• _What is needed_
Pick out every line that holds the string "content" and copy it.
▬▬▬▬▬▬
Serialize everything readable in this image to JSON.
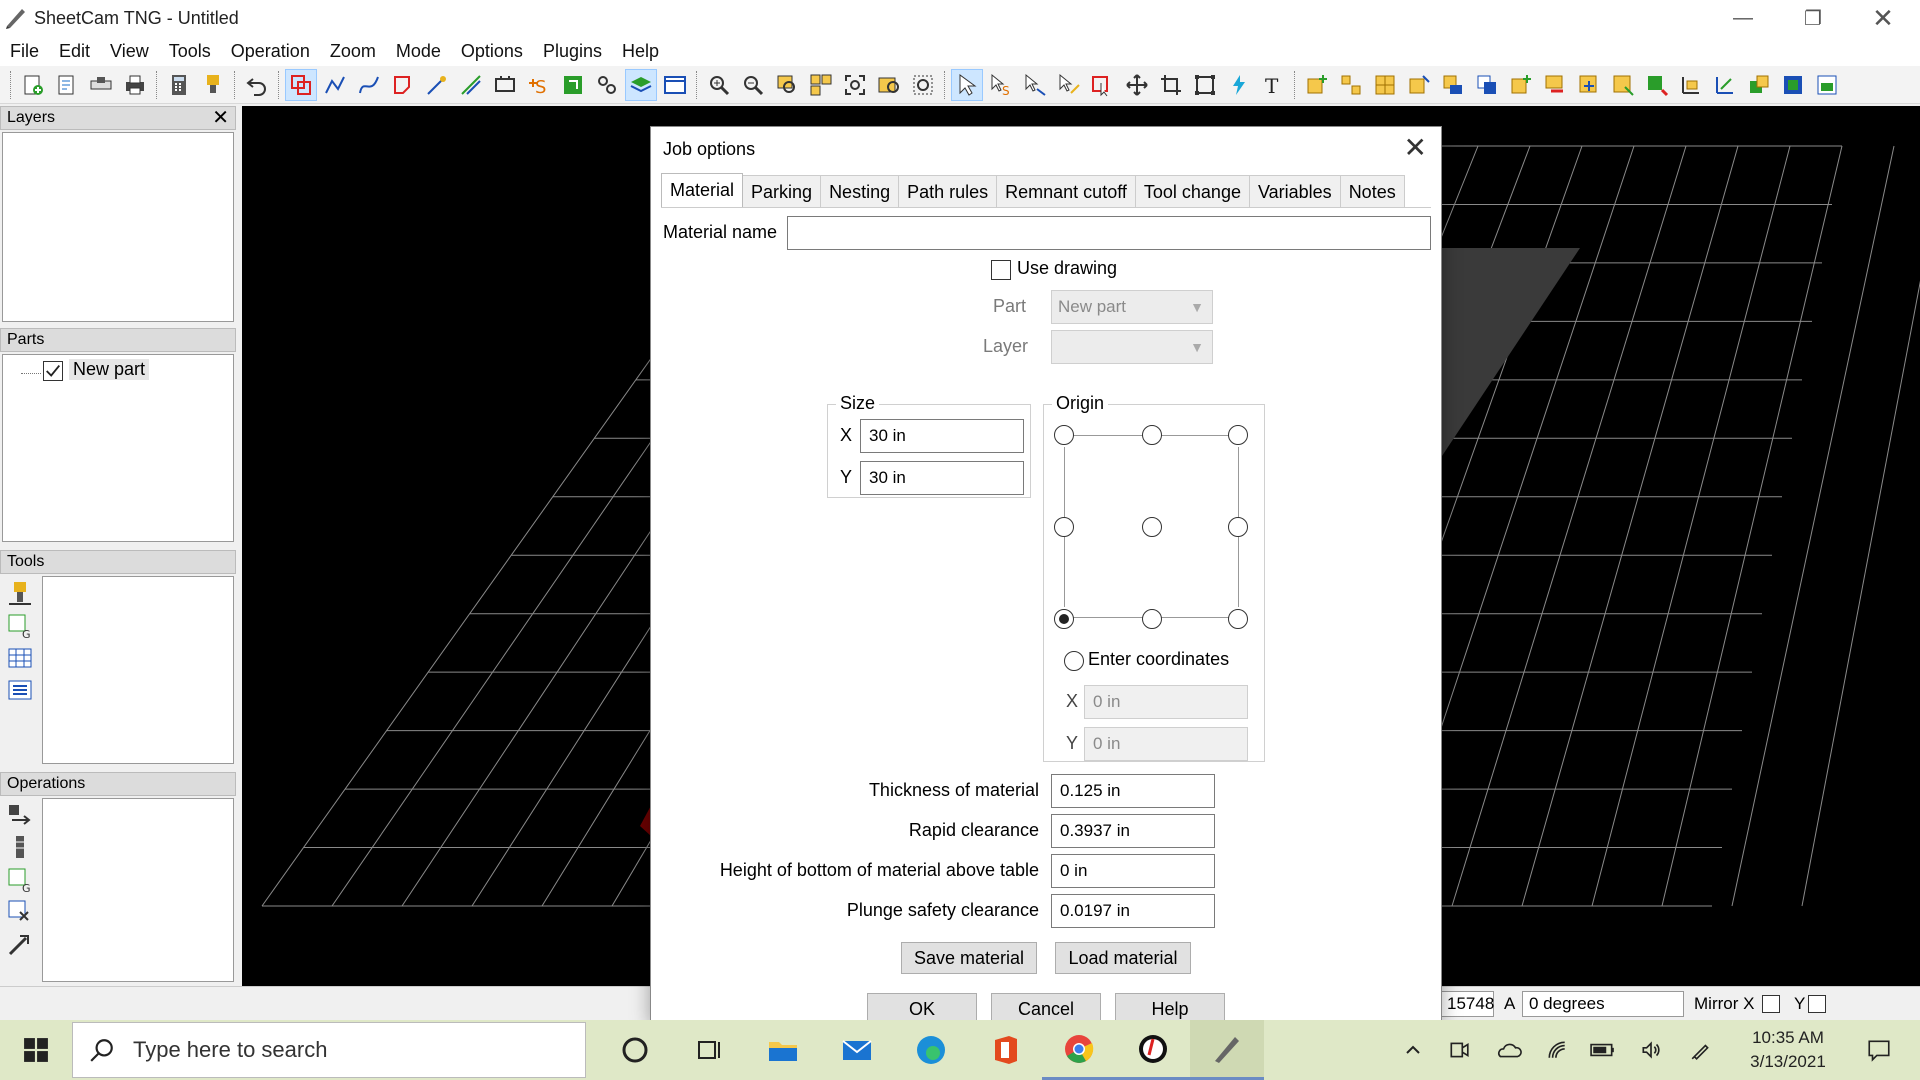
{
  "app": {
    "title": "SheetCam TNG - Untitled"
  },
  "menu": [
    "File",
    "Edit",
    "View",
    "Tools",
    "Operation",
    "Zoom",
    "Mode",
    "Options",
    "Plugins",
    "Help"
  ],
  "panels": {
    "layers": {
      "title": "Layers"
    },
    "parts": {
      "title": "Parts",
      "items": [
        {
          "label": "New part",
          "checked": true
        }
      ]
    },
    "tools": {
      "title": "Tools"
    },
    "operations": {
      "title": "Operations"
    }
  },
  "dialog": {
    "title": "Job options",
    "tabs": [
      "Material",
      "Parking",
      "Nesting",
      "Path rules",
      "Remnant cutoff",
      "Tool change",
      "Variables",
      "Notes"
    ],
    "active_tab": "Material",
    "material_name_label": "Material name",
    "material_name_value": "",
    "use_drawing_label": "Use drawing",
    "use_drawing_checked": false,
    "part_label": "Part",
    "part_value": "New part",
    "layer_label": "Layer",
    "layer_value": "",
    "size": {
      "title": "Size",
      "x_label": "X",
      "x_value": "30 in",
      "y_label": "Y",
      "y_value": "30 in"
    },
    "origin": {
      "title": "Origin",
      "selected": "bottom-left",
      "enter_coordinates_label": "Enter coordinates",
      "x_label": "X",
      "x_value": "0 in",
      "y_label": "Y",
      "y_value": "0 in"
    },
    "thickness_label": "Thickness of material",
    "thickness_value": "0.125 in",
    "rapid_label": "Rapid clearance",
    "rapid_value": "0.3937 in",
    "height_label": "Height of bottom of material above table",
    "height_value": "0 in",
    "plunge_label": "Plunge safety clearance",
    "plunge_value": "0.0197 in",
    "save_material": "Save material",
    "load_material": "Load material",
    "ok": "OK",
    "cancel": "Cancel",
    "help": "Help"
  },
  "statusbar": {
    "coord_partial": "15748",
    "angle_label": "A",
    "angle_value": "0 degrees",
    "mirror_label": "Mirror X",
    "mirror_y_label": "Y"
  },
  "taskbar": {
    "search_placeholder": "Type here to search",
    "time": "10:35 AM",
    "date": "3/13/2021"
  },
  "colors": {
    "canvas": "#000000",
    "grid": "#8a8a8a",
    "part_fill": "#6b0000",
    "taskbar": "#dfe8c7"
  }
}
▬▬▬▬▬▬
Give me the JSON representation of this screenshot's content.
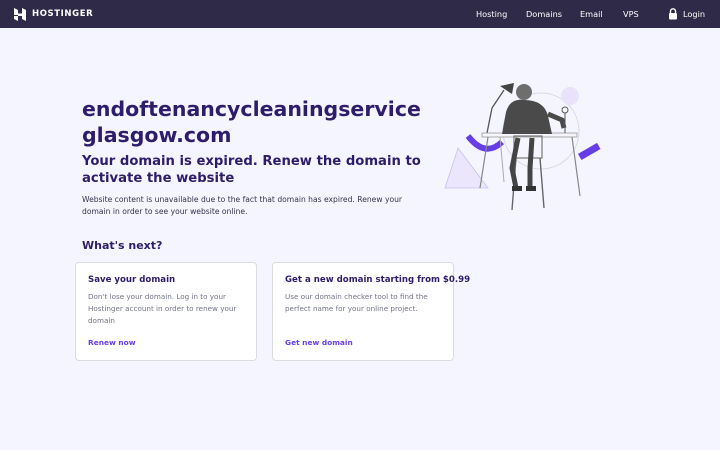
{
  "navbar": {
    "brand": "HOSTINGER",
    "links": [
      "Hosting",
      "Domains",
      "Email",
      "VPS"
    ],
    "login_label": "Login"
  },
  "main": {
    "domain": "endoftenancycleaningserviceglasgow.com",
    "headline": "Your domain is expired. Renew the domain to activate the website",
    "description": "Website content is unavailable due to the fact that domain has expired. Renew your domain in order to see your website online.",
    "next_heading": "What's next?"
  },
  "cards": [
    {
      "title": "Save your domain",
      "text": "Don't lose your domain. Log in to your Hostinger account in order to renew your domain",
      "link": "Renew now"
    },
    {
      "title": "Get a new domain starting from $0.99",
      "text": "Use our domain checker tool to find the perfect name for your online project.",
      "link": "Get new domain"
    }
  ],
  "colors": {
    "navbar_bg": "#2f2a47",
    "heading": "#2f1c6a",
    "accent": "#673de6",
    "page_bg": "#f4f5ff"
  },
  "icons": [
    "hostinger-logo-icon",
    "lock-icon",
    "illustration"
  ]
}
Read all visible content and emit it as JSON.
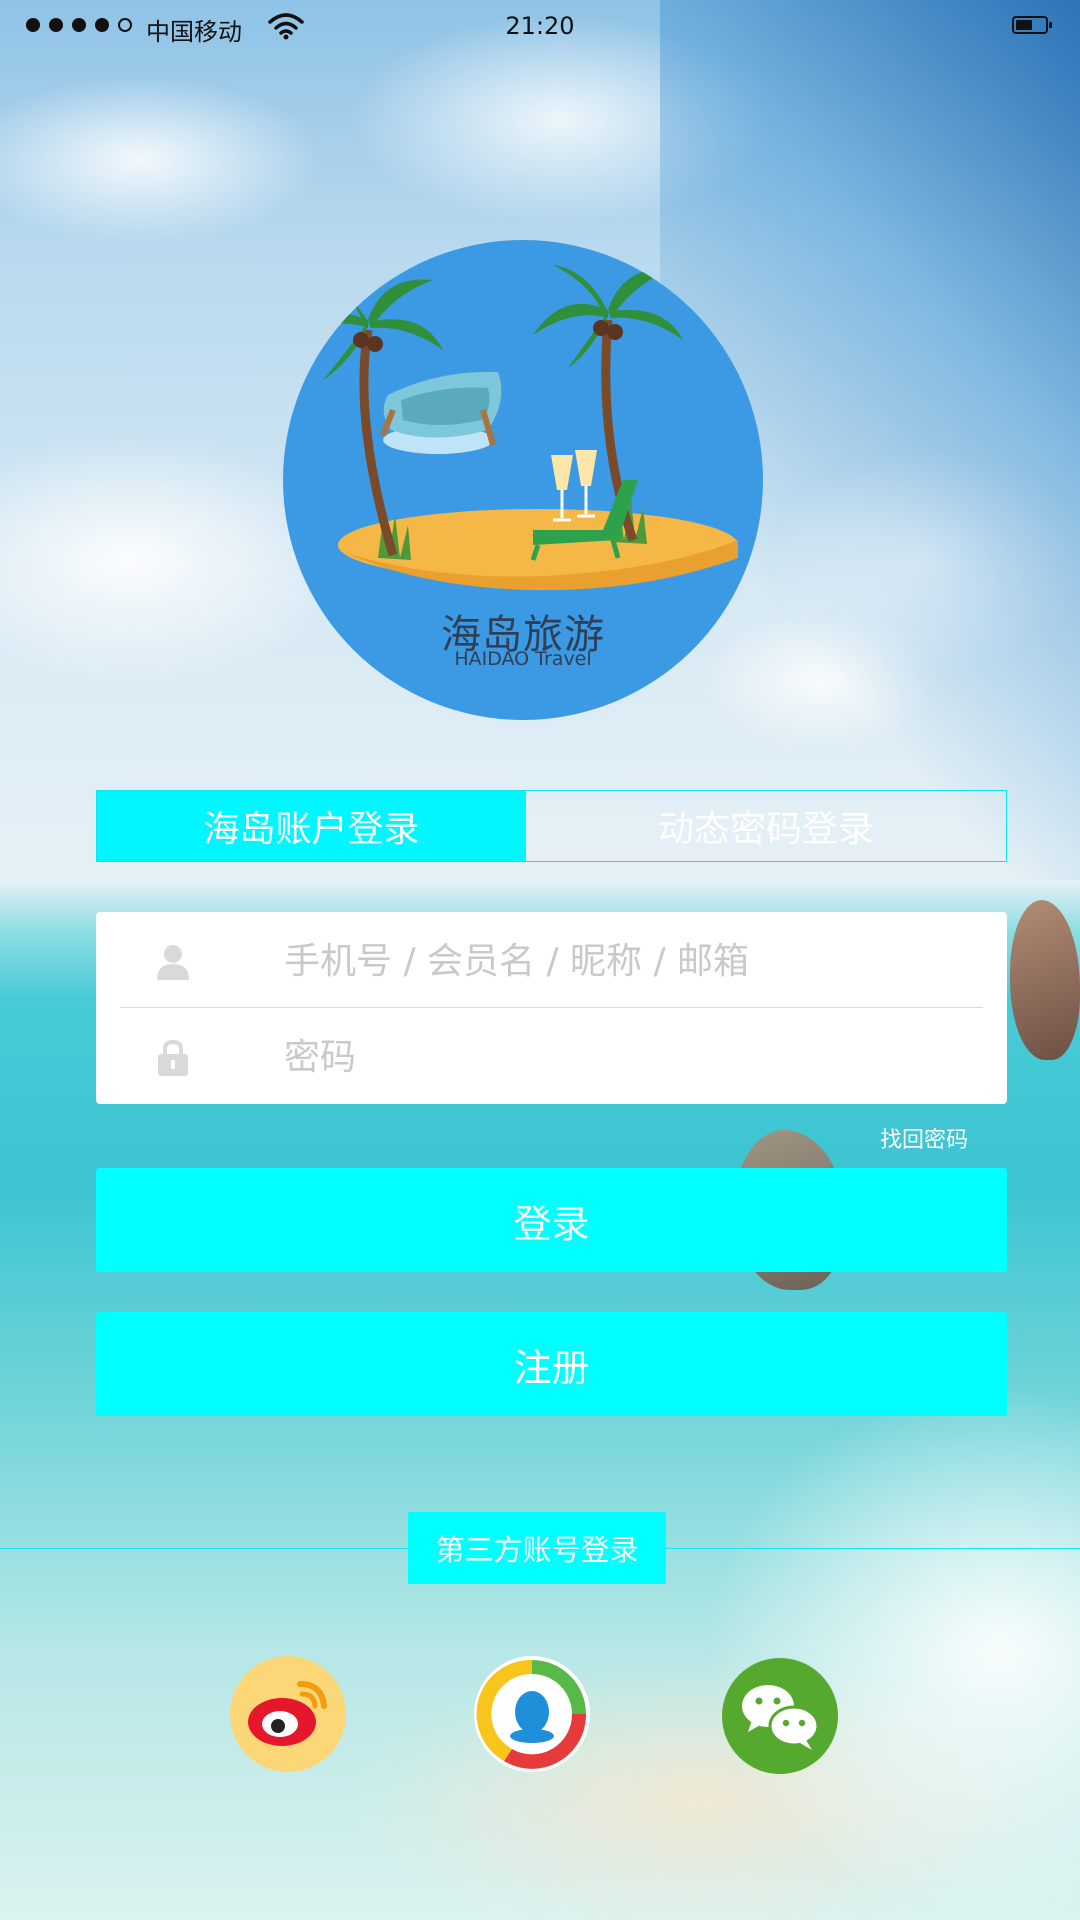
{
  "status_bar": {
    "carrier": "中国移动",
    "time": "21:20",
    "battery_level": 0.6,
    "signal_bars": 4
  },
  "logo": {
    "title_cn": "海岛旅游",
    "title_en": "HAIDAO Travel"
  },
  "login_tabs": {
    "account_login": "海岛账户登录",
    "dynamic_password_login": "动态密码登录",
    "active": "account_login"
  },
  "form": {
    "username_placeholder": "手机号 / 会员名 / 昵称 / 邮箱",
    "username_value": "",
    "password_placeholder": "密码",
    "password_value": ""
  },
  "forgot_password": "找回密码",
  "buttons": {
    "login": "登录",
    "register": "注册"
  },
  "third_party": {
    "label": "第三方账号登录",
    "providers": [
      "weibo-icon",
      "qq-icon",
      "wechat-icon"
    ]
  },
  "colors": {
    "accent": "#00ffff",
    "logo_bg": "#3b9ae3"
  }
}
▬▬▬▬▬▬
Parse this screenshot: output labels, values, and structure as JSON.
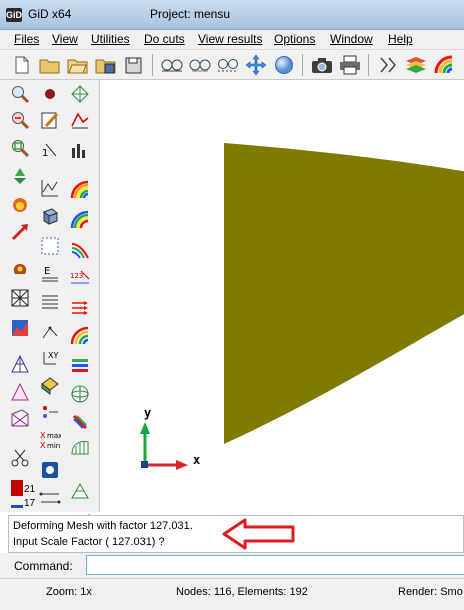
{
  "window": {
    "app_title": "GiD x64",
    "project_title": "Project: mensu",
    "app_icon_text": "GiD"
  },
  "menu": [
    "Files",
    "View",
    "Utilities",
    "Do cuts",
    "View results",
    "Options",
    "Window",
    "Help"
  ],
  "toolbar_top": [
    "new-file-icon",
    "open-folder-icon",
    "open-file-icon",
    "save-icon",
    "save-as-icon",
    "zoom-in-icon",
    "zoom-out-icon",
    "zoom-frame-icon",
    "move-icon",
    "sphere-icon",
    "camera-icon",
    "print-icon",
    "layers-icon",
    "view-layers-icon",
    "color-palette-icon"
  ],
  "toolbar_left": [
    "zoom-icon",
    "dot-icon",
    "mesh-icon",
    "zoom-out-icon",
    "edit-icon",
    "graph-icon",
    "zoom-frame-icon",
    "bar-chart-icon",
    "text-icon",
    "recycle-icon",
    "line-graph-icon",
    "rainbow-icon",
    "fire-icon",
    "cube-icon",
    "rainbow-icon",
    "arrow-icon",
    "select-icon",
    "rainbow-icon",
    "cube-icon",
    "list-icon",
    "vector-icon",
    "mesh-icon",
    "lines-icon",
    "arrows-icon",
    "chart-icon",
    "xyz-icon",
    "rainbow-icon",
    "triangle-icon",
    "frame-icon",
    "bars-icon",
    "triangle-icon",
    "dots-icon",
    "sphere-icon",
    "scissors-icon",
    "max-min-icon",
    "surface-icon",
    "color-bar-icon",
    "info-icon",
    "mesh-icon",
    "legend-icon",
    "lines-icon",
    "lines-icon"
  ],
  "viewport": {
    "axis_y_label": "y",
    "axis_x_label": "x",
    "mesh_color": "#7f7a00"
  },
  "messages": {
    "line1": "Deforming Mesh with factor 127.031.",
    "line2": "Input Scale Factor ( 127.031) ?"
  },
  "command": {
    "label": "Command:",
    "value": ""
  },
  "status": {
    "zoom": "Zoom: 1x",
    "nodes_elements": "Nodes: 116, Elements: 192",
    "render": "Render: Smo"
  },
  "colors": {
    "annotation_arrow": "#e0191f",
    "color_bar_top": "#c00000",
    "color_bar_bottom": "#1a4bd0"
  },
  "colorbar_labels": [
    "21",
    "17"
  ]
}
▬▬▬▬▬▬
• _Answer in full_
Give me the JSON representation of this screenshot's content.
    "description": "Website content is unavailable due to the fact that domain has expired. Renew your domain in order to see your website online.",
Read all visible content and emit it as JSON.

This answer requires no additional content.